— start Listed entries —

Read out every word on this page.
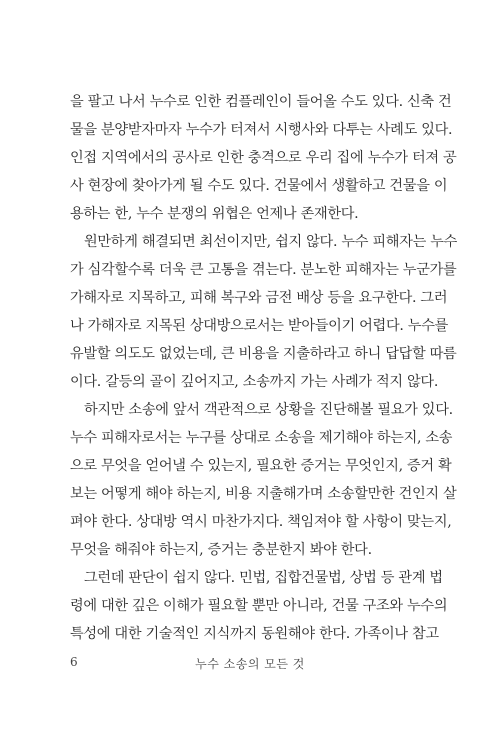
을 팔고 나서 누수로 인한 컴플레인이 들어올 수도 있다. 신축 건
물을 분양받자마자 누수가 터져서 시행사와 다투는 사례도 있다.
인접 지역에서의 공사로 인한 충격으로 우리 집에 누수가 터져 공
사 현장에 찾아가게 될 수도 있다. 건물에서 생활하고 건물을 이
용하는 한, 누수 분쟁의 위협은 언제나 존재한다.
원만하게 해결되면 최선이지만, 쉽지 않다. 누수 피해자는 누수
가 심각할수록 더욱 큰 고통을 겪는다. 분노한 피해자는 누군가를
가해자로 지목하고, 피해 복구와 금전 배상 등을 요구한다. 그러
나 가해자로 지목된 상대방으로서는 받아들이기 어렵다. 누수를
유발할 의도도 없었는데, 큰 비용을 지출하라고 하니 답답할 따름
이다. 갈등의 골이 깊어지고, 소송까지 가는 사례가 적지 않다.
하지만 소송에 앞서 객관적으로 상황을 진단해볼 필요가 있다.
누수 피해자로서는 누구를 상대로 소송을 제기해야 하는지, 소송
으로 무엇을 얻어낼 수 있는지, 필요한 증거는 무엇인지, 증거 확
보는 어떻게 해야 하는지, 비용 지출해가며 소송할만한 건인지 살
펴야 한다. 상대방 역시 마찬가지다. 책임져야 할 사항이 맞는지,
무엇을 해줘야 하는지, 증거는 충분한지 봐야 한다.
그런데 판단이 쉽지 않다. 민법, 집합건물법, 상법 등 관계 법
령에 대한 깊은 이해가 필요할 뿐만 아니라, 건물 구조와 누수의
특성에 대한 기술적인 지식까지 동원해야 한다. 가족이나 참고
6	누수 소송의 모든 것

— end Listed entries —

## Goal
Omit all pictures while transcribing the entries verbatim.

## Right answer
Read out every word on this page.
을 팔고 나서 누수로 인한 컴플레인이 들어올 수도 있다. 신축 건
물을 분양받자마자 누수가 터져서 시행사와 다투는 사례도 있다.
인접 지역에서의 공사로 인한 충격으로 우리 집에 누수가 터져 공
사 현장에 찾아가게 될 수도 있다. 건물에서 생활하고 건물을 이
용하는 한, 누수 분쟁의 위협은 언제나 존재한다.
원만하게 해결되면 최선이지만, 쉽지 않다. 누수 피해자는 누수
가 심각할수록 더욱 큰 고통을 겪는다. 분노한 피해자는 누군가를
가해자로 지목하고, 피해 복구와 금전 배상 등을 요구한다. 그러
나 가해자로 지목된 상대방으로서는 받아들이기 어렵다. 누수를
유발할 의도도 없었는데, 큰 비용을 지출하라고 하니 답답할 따름
이다. 갈등의 골이 깊어지고, 소송까지 가는 사례가 적지 않다.
하지만 소송에 앞서 객관적으로 상황을 진단해볼 필요가 있다.
누수 피해자로서는 누구를 상대로 소송을 제기해야 하는지, 소송
으로 무엇을 얻어낼 수 있는지, 필요한 증거는 무엇인지, 증거 확
보는 어떻게 해야 하는지, 비용 지출해가며 소송할만한 건인지 살
펴야 한다. 상대방 역시 마찬가지다. 책임져야 할 사항이 맞는지,
무엇을 해줘야 하는지, 증거는 충분한지 봐야 한다.
그런데 판단이 쉽지 않다. 민법, 집합건물법, 상법 등 관계 법
령에 대한 깊은 이해가 필요할 뿐만 아니라, 건물 구조와 누수의
특성에 대한 기술적인 지식까지 동원해야 한다. 가족이나 참고
6	누수 소송의 모든 것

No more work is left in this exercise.